◆ **AIM**: Pull every line with the word "title" out of the entries below.

(Figure dataset records)
□ □ □
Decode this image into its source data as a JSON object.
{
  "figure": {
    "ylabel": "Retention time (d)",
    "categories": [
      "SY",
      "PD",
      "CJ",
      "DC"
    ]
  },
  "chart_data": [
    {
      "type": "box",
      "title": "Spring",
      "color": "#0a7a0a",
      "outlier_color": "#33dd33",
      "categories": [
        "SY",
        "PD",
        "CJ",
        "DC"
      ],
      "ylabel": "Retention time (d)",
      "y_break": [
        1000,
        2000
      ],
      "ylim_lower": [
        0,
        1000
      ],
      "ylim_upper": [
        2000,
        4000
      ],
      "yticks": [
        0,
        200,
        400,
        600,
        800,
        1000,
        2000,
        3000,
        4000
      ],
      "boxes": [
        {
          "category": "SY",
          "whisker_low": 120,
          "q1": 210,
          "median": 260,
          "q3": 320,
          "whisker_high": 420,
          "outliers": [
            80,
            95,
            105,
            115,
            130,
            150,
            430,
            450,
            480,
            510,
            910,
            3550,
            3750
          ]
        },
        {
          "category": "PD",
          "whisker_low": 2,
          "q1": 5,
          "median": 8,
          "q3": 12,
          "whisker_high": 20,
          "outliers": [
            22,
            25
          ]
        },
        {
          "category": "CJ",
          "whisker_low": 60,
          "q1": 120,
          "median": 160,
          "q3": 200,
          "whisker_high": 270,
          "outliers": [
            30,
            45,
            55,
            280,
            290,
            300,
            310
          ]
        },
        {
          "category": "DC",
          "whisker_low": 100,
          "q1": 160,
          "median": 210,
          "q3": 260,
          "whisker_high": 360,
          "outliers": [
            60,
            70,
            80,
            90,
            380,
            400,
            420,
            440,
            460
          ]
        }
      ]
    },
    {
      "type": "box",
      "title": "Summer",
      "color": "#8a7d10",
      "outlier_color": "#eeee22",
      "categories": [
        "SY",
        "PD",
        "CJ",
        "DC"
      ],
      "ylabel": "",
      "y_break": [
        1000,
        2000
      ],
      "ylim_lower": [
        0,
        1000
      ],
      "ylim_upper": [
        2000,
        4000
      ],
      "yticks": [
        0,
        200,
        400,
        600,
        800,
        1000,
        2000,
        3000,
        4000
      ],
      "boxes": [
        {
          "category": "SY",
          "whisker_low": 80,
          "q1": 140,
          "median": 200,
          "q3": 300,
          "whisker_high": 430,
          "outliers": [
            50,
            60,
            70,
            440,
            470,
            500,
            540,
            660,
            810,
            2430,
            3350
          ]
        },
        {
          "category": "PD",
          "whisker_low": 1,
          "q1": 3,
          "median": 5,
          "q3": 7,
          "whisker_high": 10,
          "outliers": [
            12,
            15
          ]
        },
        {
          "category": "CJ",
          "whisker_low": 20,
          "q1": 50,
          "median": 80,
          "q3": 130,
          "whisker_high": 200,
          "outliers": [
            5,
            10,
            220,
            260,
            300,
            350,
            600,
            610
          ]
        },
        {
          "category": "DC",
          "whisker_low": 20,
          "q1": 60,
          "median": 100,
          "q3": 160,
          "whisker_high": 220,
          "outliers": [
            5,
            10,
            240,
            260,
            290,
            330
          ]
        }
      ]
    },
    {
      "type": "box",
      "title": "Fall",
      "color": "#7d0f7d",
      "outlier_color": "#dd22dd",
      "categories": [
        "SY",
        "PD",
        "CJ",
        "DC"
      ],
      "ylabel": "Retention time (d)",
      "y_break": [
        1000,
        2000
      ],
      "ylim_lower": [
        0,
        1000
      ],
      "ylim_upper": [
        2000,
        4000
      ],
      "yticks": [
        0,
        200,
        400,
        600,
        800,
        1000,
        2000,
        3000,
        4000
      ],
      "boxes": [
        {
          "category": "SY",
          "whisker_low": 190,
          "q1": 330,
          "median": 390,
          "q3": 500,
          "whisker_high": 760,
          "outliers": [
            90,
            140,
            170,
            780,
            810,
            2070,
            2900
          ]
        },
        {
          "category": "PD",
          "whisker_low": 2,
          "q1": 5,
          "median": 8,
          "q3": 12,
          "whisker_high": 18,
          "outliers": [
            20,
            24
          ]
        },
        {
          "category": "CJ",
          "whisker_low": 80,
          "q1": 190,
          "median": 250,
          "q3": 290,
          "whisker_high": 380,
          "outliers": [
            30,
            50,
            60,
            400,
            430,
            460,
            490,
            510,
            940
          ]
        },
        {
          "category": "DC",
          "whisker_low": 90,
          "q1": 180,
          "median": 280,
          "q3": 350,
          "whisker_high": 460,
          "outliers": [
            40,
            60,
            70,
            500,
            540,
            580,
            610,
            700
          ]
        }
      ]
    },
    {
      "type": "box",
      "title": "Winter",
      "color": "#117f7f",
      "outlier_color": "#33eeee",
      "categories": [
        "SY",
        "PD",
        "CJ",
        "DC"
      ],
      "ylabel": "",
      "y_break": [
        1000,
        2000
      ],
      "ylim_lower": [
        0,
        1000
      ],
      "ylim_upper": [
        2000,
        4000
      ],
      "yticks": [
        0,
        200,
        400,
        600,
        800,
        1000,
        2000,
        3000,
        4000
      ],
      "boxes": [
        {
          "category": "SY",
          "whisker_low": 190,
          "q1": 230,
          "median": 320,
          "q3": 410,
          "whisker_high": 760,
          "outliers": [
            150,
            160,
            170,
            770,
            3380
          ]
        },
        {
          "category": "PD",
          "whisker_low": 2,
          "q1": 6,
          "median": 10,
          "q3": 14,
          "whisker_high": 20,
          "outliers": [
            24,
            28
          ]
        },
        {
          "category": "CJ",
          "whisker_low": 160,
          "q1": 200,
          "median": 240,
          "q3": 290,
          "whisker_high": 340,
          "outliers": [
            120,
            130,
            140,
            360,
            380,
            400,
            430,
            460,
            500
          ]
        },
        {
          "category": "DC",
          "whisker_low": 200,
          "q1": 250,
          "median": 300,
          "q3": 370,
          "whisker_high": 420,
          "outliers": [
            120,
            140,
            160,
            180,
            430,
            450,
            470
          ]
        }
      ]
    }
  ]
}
□ □ □
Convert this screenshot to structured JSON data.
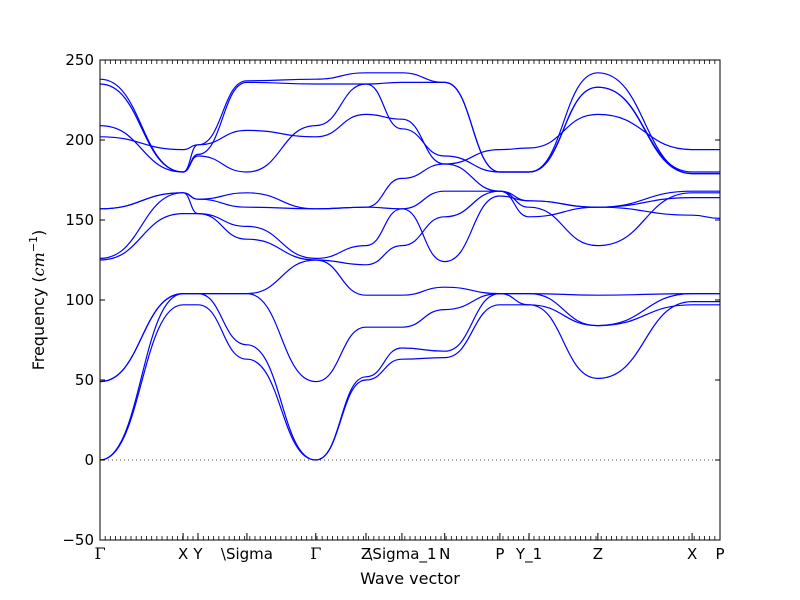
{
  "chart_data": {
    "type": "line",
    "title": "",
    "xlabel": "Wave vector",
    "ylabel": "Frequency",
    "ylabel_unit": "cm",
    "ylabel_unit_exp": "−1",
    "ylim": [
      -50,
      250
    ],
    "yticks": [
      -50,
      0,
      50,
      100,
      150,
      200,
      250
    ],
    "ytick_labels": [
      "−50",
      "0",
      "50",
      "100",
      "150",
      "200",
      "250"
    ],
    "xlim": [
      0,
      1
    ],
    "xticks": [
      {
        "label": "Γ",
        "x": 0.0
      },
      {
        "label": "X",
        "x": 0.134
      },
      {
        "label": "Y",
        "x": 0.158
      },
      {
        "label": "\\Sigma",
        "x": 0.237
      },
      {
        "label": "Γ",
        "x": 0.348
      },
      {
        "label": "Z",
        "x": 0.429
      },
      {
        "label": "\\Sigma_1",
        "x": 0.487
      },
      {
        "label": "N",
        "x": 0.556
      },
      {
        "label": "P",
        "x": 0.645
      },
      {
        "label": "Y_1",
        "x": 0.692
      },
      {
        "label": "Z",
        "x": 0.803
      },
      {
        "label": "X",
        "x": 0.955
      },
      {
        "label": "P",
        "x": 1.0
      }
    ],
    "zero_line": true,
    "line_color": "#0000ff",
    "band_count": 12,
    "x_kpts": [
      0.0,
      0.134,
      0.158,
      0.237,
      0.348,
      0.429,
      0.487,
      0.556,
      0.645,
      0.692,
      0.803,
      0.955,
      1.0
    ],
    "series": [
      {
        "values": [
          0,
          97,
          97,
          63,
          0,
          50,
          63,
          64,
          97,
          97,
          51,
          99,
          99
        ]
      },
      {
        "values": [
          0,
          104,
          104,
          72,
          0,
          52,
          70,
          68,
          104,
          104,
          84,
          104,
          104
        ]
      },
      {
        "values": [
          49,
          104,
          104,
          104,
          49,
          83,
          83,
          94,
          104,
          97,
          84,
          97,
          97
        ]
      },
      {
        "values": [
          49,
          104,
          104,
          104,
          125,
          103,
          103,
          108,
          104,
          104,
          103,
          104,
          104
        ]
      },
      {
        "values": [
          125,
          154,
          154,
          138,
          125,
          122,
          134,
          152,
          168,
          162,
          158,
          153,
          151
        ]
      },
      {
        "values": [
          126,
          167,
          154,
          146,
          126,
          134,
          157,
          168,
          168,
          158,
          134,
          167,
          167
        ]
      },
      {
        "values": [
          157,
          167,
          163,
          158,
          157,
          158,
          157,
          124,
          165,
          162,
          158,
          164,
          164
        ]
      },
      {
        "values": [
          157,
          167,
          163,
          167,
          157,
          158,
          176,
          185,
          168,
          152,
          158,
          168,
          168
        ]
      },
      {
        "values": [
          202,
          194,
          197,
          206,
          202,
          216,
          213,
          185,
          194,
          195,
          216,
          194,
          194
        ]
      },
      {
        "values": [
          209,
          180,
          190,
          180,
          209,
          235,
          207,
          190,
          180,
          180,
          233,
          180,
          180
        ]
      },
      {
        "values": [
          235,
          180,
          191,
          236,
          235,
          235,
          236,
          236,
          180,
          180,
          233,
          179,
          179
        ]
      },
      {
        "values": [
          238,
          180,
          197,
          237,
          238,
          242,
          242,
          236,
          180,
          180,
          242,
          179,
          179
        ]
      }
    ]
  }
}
□ □ □
◆ **ANSWER TO THIS TASK**:
      "title": "Spring",
      "title": "Summer",
      "title": "Fall",
      "title": "Winter",
    "title": "",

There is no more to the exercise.